##### SUPPLIED TEXT #####

June 20, 2018
Until now, prostitution has been a legal activity in the State of Israel. But a new law was just passed that makes paying for sex a crime – a move the country believes will help stop human trafficking.
Israeli Justice Minister Ayelet Shaked said, “Prostitution is ethically problematic and harms and objectifies the bodies of Israeli women.”
“Prostitution is ethically problematic and harms and objectifies the bodies of Israeli women.” – Justice Ministery Ayelet Shaked
The Israeli government chose to adopt the Nordic model that has been extremely effective in eradicating human trafficking in Sweden. This model criminalizes the buyers, not the sellers who are often forced or coerced into prostitution.
First-time offenders will be fined 1500 shekels ($410 US) and twice that for repeat offenders. The law also includes a therapeutic-educational program known as a John School to educate the buyers about the harmful effects of prostitution. In addition, the prosecution has the option of indicting offenders.
No child wakes up one morning and says, “I want to be a prostitute when I grow up.”
Israeli leaders realize that most people involved in prostitution did not choose to be there. No child wakes up one morning and says, “I want to be a prostitute when I grow up.” People in this situation are either forced by another person or by their circumstances. Due to this, in the coming months, the government will ask for approval of a comprehensive therapeutic and medical program for women in prostitution. This program can help break the cycle of abuse and exploitation.
Also, Israel has plans to increase public awareness of the harmful effects of prostitution. Stricter penalties and awareness combine to help reduce demand for the purchase of sex. Eliminating customers is the most effective way to put human traffickers out of business.
We applaud Israel for taking such a bold stand against the oppression of prostitution and working to ensure that all its victims are given the care they need for healing and a better future.

##### INFORMATION #####

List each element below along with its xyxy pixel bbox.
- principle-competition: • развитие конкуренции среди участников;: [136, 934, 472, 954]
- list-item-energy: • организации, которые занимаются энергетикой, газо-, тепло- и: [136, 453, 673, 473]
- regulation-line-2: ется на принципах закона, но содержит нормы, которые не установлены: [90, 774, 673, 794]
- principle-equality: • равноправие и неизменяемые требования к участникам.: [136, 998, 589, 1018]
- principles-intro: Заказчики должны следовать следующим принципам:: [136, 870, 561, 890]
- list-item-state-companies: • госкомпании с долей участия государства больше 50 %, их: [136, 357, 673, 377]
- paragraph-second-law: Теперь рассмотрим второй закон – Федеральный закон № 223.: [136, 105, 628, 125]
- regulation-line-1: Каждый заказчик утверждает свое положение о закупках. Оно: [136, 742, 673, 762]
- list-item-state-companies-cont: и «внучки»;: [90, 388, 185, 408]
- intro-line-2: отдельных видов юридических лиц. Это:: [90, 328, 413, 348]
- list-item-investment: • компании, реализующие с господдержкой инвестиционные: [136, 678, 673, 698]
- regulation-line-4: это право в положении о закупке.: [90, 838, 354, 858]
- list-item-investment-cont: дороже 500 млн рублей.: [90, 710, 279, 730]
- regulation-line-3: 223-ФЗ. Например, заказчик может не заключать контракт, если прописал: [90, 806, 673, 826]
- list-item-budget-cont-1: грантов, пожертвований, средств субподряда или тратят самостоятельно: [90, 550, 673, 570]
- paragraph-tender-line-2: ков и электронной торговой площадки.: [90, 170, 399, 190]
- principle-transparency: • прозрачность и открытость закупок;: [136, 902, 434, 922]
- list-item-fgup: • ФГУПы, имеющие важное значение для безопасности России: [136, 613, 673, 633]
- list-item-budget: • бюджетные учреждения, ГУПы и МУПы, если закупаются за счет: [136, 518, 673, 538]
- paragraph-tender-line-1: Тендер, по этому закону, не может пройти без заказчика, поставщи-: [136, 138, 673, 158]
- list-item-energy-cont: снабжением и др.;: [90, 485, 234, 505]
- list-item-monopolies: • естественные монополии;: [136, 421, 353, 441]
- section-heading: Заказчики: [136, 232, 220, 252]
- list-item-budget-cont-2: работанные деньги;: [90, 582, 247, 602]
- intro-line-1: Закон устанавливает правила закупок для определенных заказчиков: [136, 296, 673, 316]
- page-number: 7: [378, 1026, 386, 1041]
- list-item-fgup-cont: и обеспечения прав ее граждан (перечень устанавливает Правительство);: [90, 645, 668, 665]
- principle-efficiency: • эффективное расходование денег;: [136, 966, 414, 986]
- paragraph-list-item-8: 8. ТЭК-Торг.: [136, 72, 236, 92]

#####

## TASK INSTRUCTIONS
Rewrite the passage of the article on Israel's new prostitution law from "Israeli Justice Minister" to "of indicting offenders.", putting "Scandinavian model" in place of "Nordic model".

## WRITTEN ANSWER
Israeli Justice Minister Ayelet Shaked said, “Prostitution is ethically problematic and harms and objectifies the bodies of Israeli women.”
“Prostitution is ethically problematic and harms and objectifies the bodies of Israeli women.” – Justice Ministery Ayelet Shaked
The Israeli government chose to adopt the Scandinavian model that has been extremely effective in eradicating human trafficking in Sweden. This model criminalizes the buyers, not the sellers who are often forced or coerced into prostitution.
First-time offenders will be fined 1500 shekels ($410 US) and twice that for repeat offenders. The law also includes a therapeutic-educational program known as a John School to educate the buyers about the harmful effects of prostitution. In addition, the prosecution has the option of indicting offenders.